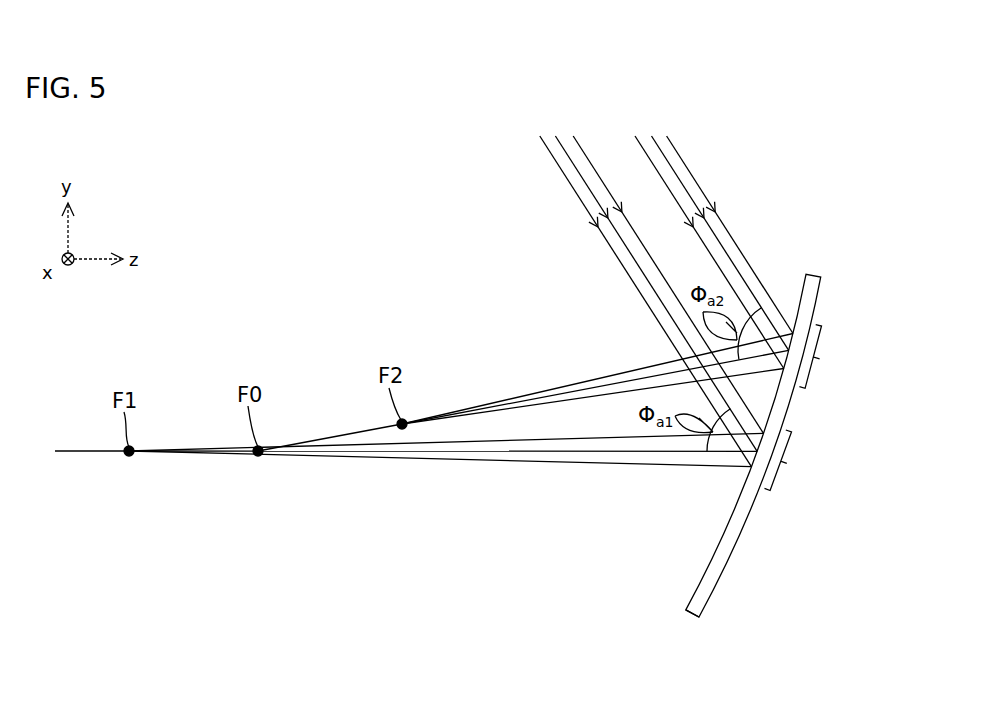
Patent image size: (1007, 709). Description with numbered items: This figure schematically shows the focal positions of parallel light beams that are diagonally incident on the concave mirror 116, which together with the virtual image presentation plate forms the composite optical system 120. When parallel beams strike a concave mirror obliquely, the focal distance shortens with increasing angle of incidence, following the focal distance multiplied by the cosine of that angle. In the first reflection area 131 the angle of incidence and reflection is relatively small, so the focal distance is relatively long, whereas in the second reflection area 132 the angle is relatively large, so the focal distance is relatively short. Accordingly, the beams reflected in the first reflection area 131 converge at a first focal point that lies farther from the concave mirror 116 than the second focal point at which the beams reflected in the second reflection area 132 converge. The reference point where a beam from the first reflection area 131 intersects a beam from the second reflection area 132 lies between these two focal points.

The composite optical system 120 is at (793, 563).
The concave mirror 116 is at (692, 617).
The first reflection area 131 is at (804, 460).
The second reflection area 132 is at (835, 357).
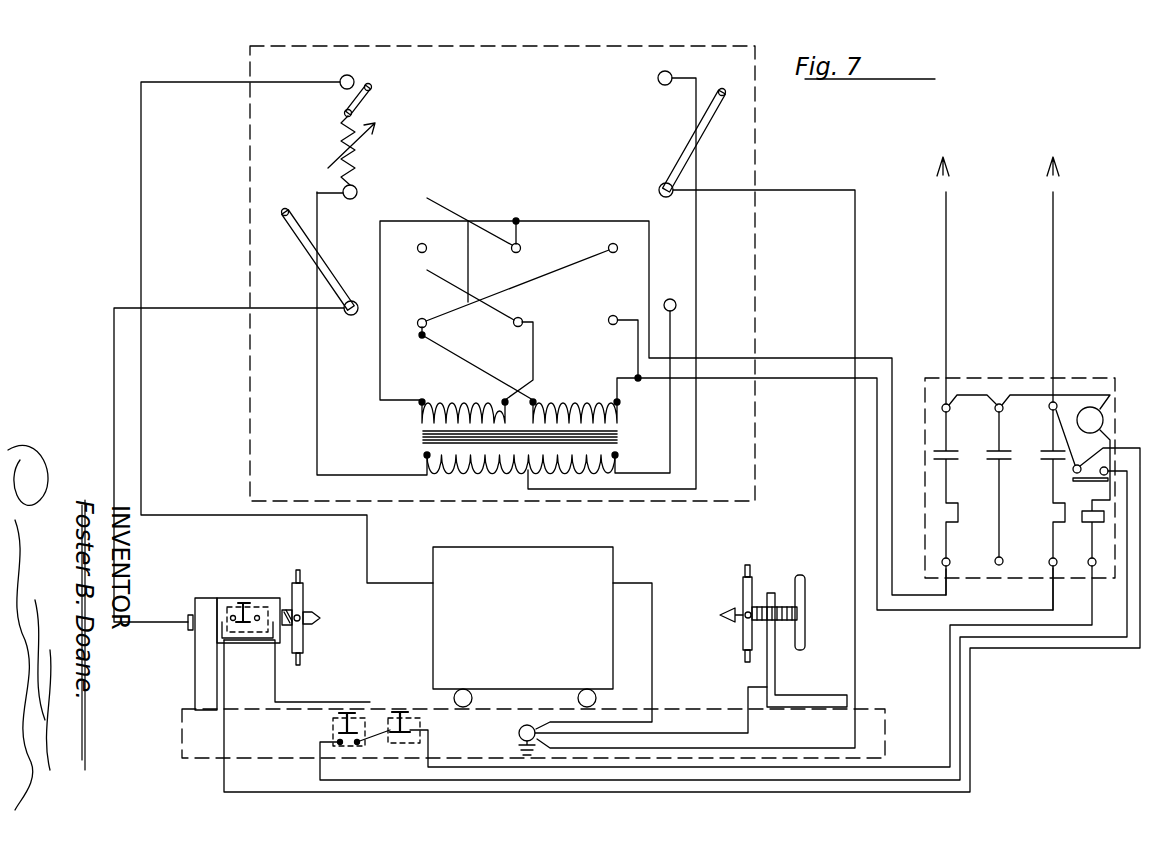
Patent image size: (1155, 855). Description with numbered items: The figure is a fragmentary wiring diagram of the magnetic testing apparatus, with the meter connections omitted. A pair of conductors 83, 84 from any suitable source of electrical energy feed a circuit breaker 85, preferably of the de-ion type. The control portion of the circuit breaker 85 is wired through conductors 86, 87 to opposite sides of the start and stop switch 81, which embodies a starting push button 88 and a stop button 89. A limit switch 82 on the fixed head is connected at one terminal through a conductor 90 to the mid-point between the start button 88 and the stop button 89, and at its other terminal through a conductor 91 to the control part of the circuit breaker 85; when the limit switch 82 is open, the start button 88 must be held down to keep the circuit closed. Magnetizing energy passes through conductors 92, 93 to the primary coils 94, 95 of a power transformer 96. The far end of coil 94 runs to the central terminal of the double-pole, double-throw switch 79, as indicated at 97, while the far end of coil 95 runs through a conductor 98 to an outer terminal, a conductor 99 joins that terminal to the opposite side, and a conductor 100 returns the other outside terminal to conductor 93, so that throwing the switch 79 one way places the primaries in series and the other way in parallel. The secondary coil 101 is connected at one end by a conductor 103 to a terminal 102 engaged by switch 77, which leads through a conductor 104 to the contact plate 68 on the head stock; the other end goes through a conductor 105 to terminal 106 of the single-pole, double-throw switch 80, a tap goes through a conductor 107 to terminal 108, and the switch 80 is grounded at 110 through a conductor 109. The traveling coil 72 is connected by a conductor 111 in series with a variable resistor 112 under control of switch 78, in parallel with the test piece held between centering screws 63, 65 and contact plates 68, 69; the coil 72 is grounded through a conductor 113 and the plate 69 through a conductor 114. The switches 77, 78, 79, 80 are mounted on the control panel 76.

The centering screw 63 is at (331, 619).
The centering screw 65 is at (728, 622).
The contact plate 68 is at (305, 603).
The contact plate 69 is at (752, 595).
The traveling coil 72 is at (535, 568).
The control panel 76 is at (735, 137).
The single throw switch 77 is at (330, 278).
The single throw switch 78 is at (370, 99).
The double-pole, double-throw switch 79 is at (470, 252).
The single-pole, double-throw switch 80 is at (707, 130).
The start and stop switch 81 is at (369, 718).
The limit switch 82 is at (244, 602).
The conductor 83 is at (948, 266).
The conductor 84 is at (1052, 272).
The circuit breaker 85 is at (1022, 408).
The conductor 86 is at (948, 647).
The conductor 87 is at (1040, 650).
The starting push button 88 is at (337, 731).
The stop button 89 is at (408, 716).
The conductor 90 is at (342, 690).
The conductor 91 is at (1130, 608).
The conductor 92 is at (380, 372).
The conductor 93 is at (828, 382).
The primary coil 94 is at (470, 398).
The primary coil 95 is at (588, 392).
The power transformer 96 is at (412, 444).
The connection to central terminal 97 is at (537, 357).
The conductor 98 is at (480, 350).
The conductor 99 is at (560, 264).
The conductor 100 is at (638, 340).
The secondary coil 101 is at (486, 470).
The terminal 102 is at (357, 193).
The conductor 103 is at (317, 367).
The conductor 104 is at (113, 426).
The conductor 105 is at (672, 428).
The terminal 106 is at (669, 298).
The conductor 107 is at (698, 406).
The terminal 108 is at (662, 88).
The conductor 109 is at (858, 277).
The ground 110 is at (519, 733).
The conductor 111 is at (140, 226).
The variable resistor 112 is at (350, 145).
The conductor 113 is at (652, 616).
The conductor 114 is at (722, 730).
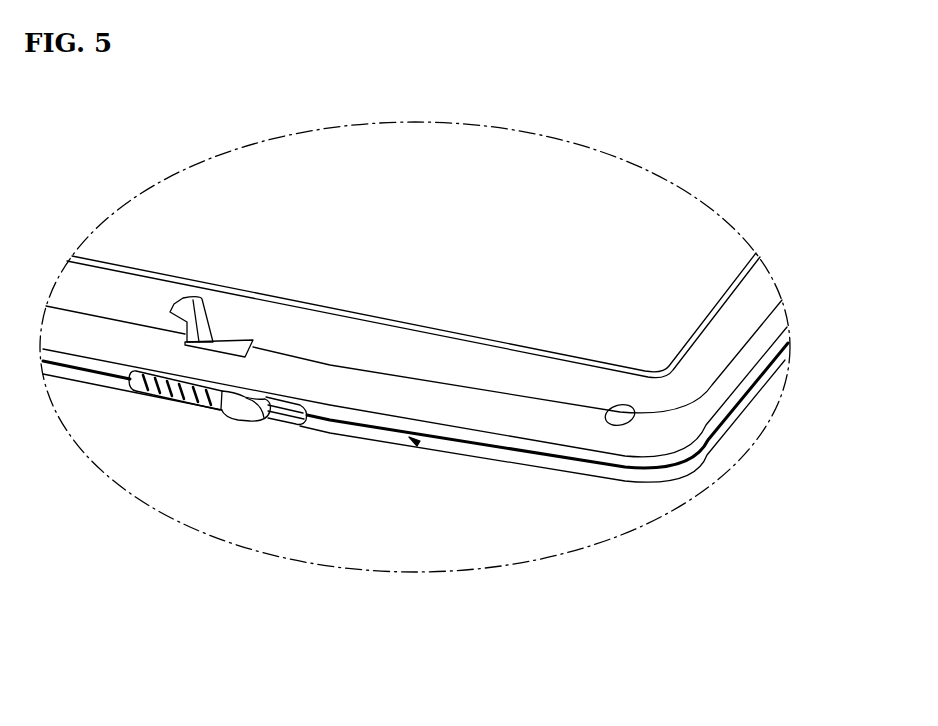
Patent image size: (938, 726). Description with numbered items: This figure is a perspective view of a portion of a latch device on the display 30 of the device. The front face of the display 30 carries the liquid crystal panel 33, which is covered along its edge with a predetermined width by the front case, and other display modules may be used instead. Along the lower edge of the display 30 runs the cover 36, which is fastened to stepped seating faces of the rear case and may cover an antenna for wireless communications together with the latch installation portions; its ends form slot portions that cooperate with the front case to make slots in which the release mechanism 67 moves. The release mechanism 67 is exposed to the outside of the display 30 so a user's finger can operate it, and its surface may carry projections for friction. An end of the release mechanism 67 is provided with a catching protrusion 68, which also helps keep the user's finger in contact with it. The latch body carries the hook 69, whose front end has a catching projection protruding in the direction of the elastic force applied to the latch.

The display 30 is at (713, 348).
The liquid crystal panel 33 is at (476, 212).
The cover 36 is at (352, 442).
The release mechanism 67 is at (170, 400).
The catching protrusion 68 is at (243, 412).
The hook 69 is at (190, 302).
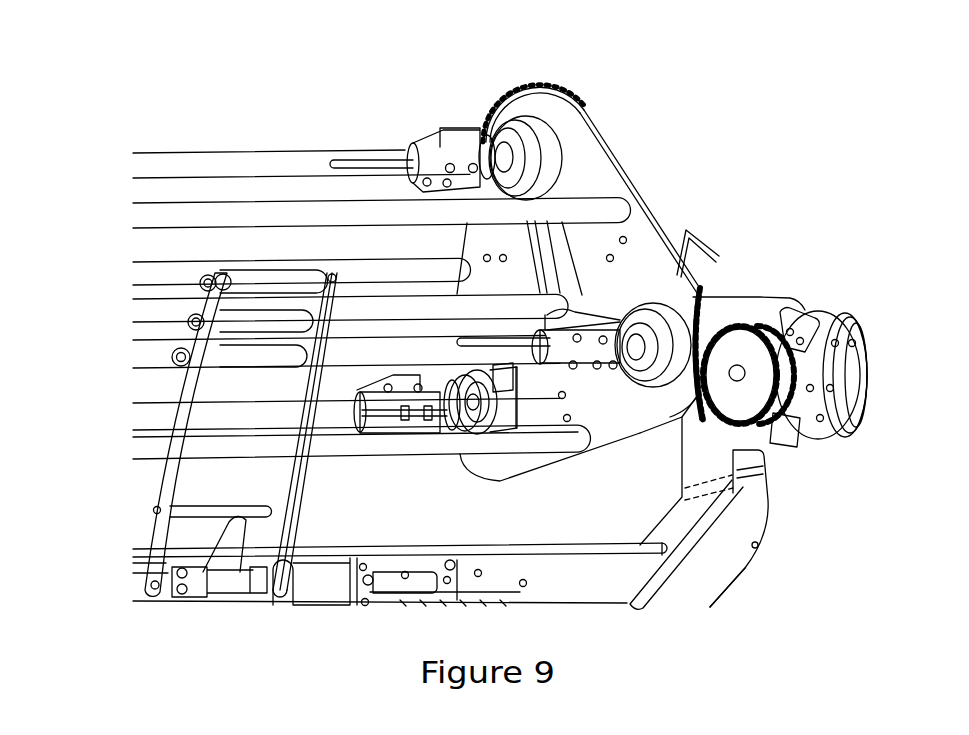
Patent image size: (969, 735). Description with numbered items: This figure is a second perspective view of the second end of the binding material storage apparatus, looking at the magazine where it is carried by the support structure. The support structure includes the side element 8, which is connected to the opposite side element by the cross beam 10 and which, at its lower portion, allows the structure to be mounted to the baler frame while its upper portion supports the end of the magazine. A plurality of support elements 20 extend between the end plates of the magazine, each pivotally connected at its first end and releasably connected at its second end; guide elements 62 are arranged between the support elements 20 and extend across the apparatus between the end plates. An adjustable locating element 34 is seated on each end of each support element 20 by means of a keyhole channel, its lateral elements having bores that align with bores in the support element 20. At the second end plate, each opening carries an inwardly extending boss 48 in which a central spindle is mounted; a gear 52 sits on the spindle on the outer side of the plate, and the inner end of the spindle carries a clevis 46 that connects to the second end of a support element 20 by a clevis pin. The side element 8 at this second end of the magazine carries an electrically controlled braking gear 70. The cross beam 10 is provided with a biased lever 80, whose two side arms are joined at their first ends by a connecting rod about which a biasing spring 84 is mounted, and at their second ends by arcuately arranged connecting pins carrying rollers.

The side element 8 is at (727, 553).
The cross beam 10 is at (512, 568).
The support element 20 is at (187, 163).
The adjustable locating element 34 is at (430, 118).
The clevis 46 is at (645, 400).
The boss 48 is at (558, 150).
The gear 52 is at (582, 97).
The guide element 62 is at (292, 218).
The electrically controlled braking gear 70 is at (742, 354).
The biased lever 80 is at (137, 545).
The biasing spring 84 is at (202, 597).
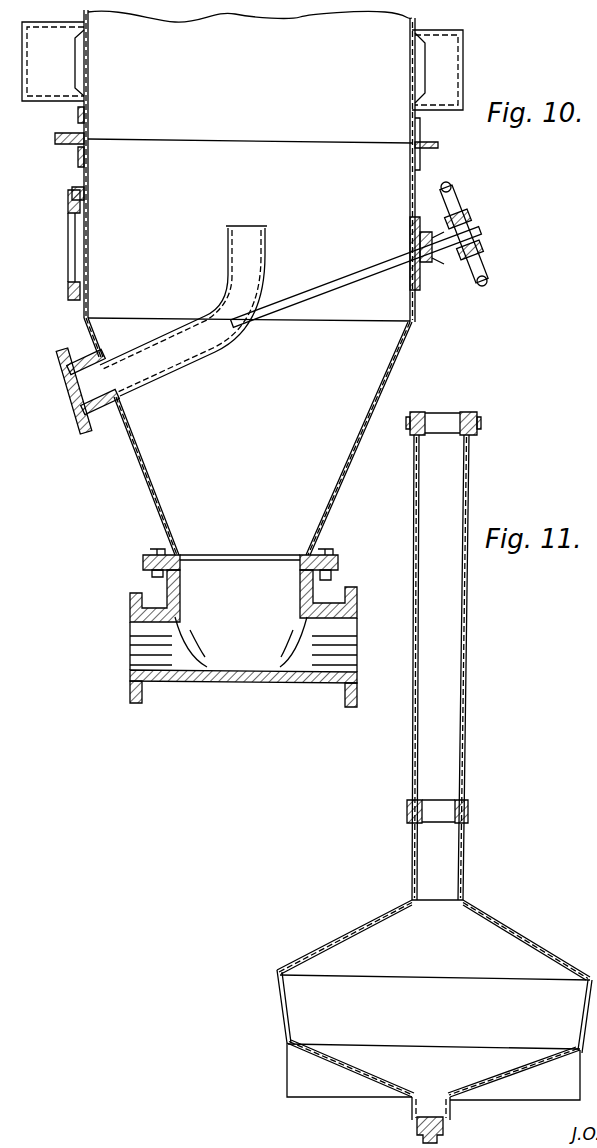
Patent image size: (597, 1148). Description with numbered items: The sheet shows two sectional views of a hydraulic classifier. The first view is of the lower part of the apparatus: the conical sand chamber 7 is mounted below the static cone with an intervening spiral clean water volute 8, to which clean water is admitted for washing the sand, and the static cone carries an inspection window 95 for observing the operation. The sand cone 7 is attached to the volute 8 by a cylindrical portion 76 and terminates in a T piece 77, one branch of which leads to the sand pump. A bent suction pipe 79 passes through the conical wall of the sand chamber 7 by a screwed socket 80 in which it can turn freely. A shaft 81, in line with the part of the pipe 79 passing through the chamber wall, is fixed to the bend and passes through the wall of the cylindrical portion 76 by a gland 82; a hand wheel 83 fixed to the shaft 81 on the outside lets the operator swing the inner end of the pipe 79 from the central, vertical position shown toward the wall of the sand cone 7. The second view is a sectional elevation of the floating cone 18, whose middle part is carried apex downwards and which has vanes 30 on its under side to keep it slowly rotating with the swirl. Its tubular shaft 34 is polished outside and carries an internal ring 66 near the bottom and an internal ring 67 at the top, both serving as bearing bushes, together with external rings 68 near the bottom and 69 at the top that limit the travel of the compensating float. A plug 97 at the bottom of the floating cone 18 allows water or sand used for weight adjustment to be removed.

In FIG. 10, the clean water volute 8 is at (463, 72).
In FIG. 10, the cylindrical portion 76 is at (417, 188).
In FIG. 10, the inspection window 95 is at (75, 252).
In FIG. 10, the conical sand chamber 7 is at (157, 508).
In FIG. 10, the bent suction pipe 79 is at (204, 358).
In FIG. 10, the screwed socket 80 is at (104, 410).
In FIG. 10, the shaft 81 is at (330, 283).
In FIG. 10, the hand wheel 83 is at (486, 262).
In FIG. 10, the gland 82 is at (420, 260).
In FIG. 10, the T piece 77 is at (240, 683).
In FIG. 11, the tubular shaft 34 is at (469, 700).
In FIG. 11, the internal ring 67 is at (430, 413).
In FIG. 11, the external ring 69 is at (477, 433).
In FIG. 11, the external ring 68 is at (468, 815).
In FIG. 11, the internal ring 66 is at (420, 824).
In FIG. 11, the floating cone 18 is at (570, 957).
In FIG. 11, the vanes 30 is at (296, 1074).
In FIG. 11, the plug 97 is at (445, 1131).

» **TASK REQUIREMENTS**
Write out the rows from their start through the line that contains "The second reflection area 132 is", including that line. Leave the pictures out.

» **EXERCISE RESPONSE**
Patent image size: (1007, 709). Description with numbered items: This figure schematically shows the focal positions of parallel light beams that are diagonally incident on the concave mirror 116, which together with the virtual image presentation plate forms the composite optical system 120. When parallel beams strike a concave mirror obliquely, the focal distance shortens with increasing angle of incidence, following the focal distance multiplied by the cosine of that angle. In the first reflection area 131 the angle of incidence and reflection is relatively small, so the focal distance is relatively long, whereas in the second reflection area 132 the angle is relatively large, so the focal distance is relatively short. Accordingly, the beams reflected in the first reflection area 131 converge at a first focal point that lies farther from the concave mirror 116 than the second focal point at which the beams reflected in the second reflection area 132 converge. The reference point where a beam from the first reflection area 131 intersects a beam from the second reflection area 132 lies between these two focal points.

The composite optical system 120 is at (793, 563).
The concave mirror 116 is at (692, 617).
The first reflection area 131 is at (804, 460).
The second reflection area 132 is at (835, 357).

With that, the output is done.